▸ **DIRECTIONS**
1. Write out the passage from the forum thread on dividing a line segment in a 2:3 ratio, starting at "Through A draw" and ending at "mark Q1 on BD.".
2. Extend the forum thread on dividing a line segment in a 2:3 ratio, picking up after its final sentence.

▸ **READING PASSAGE**
━━━━━━

Date: 03/08/2001 at 02:14:08
From: Ekmel
Subject: Geometry - angle bisector

How do I divide a line segment into a 2:3 ratio using the angle 

So far:

  draw auxilary line
  construct parallel line
  choose a random compass setting and mark it off

Date: 03/08/2001 at 15:28:20
From: Doctor Rob
Subject: Re: Geometry - angle bisector

Thanks for writing to Ask Dr. Math, Ekmel.

Here is the diagram:

           P2 o
             / \
            /   \
        P1 o     \
          /       \
         /         \                   /
      A o-----------o-----------------o B
       /           X \               /
                      \             /
                       \           o Q1
                        \         /
                         \       /
                          \     o Q2
                           \   /
                            \ /
                             o Q3

Through A draw an auxiliary line AC. Through B draw a line BD parallel
to AC. Set the compass at some opening, and from A mark P1 on AC. From 
P1 mark P2 on AC. From B, on the opposite side of AB mark Q1 on BD.  
From Q1 mark Q2 on BD. From Q2 mark Q3 on BD. Now connect P2Q3.
The point where this intersects AB is X, which satisfies AX:XB = 2:3.

I leave it to you to prove that this works.  Hint: triangles AXP2 and
BXQ3 are similar.

━━━━━━

▸ **MATERIAL**
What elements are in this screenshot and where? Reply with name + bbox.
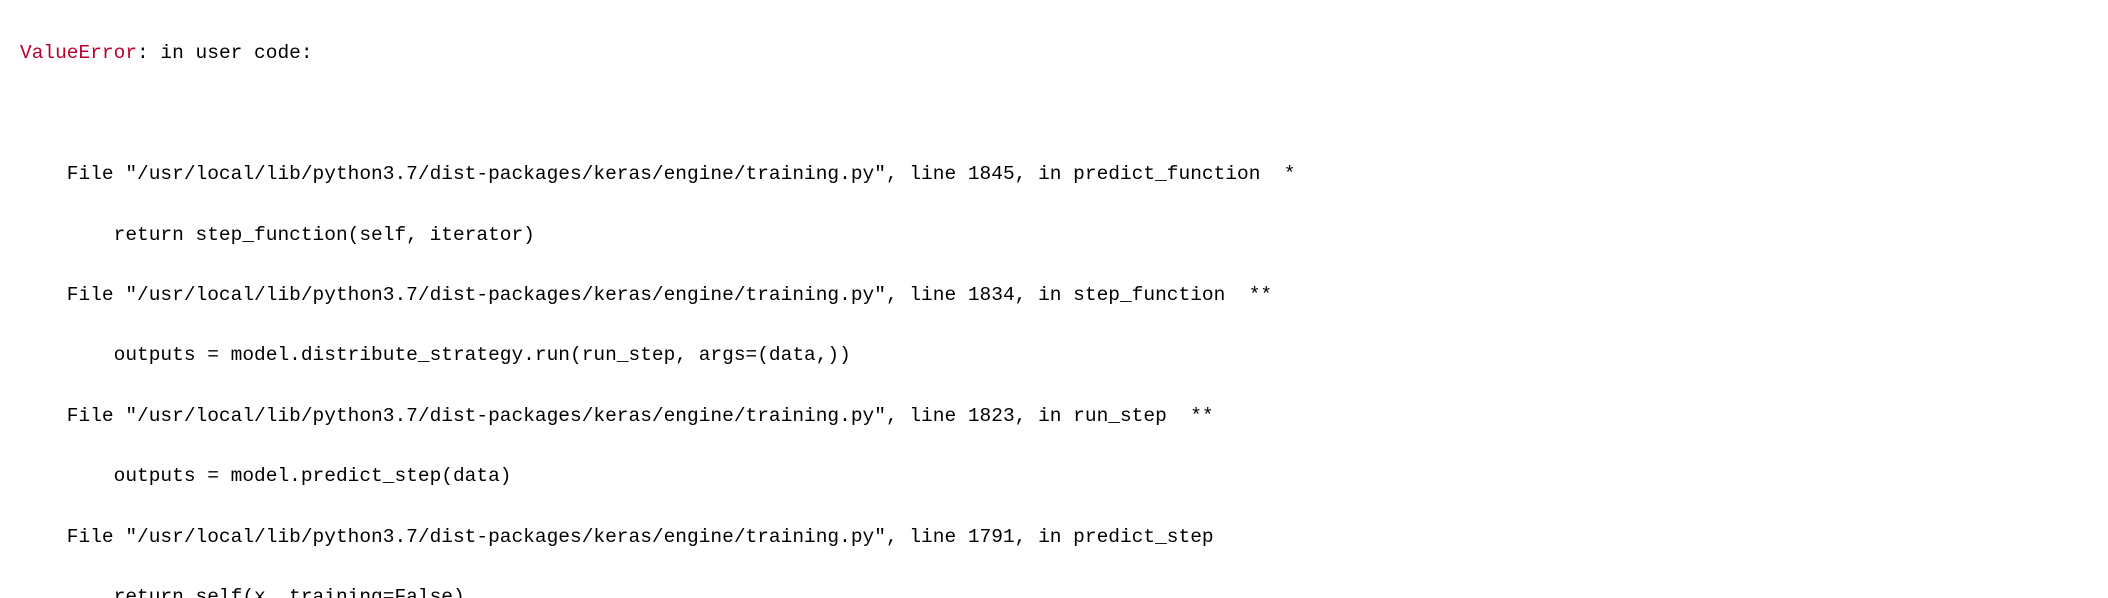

━━━━━━

▸ **ANSWERS TO THE PROBLEMS**
1.
Through A draw an auxiliary line AC. Through B draw a line BD parallel
to AC. Set the compass at some opening, and from A mark P1 on AC. From 
P1 mark P2 on AC. From B, on the opposite side of AB mark Q1 on BD.

2.
- Doctor Rob, The Math Forum   

Date: 03/11/2001 at 18:17:34
From: The Lemke's
Subject: Re: Geometry - angle bisector

Thanks. I had gotten just about that far on my own - but I still do 
not see how the angle bisector fits into it. Any more hints?

Date: 03/12/2001 at 08:32:21
From: Doctor Rob
Subject: Re: Geometry - angle bisector

Thanks for writing back!

Here's another way that does use an angle bisector:

Given line segment AB, mark off from A along AB points P1, P2, and P3
such that AP1 = P1P2 = P2P3.  

With radius AP2, draw a circle with center A. With radius AP3, draw a 
circle with center B. Let one of the points of intersection of the two 
circles be C. Connect AC and BC.  

Now bisect <ACB. Let X be the intersection of that bisector and AB.  
Then AX:XB = 2:3.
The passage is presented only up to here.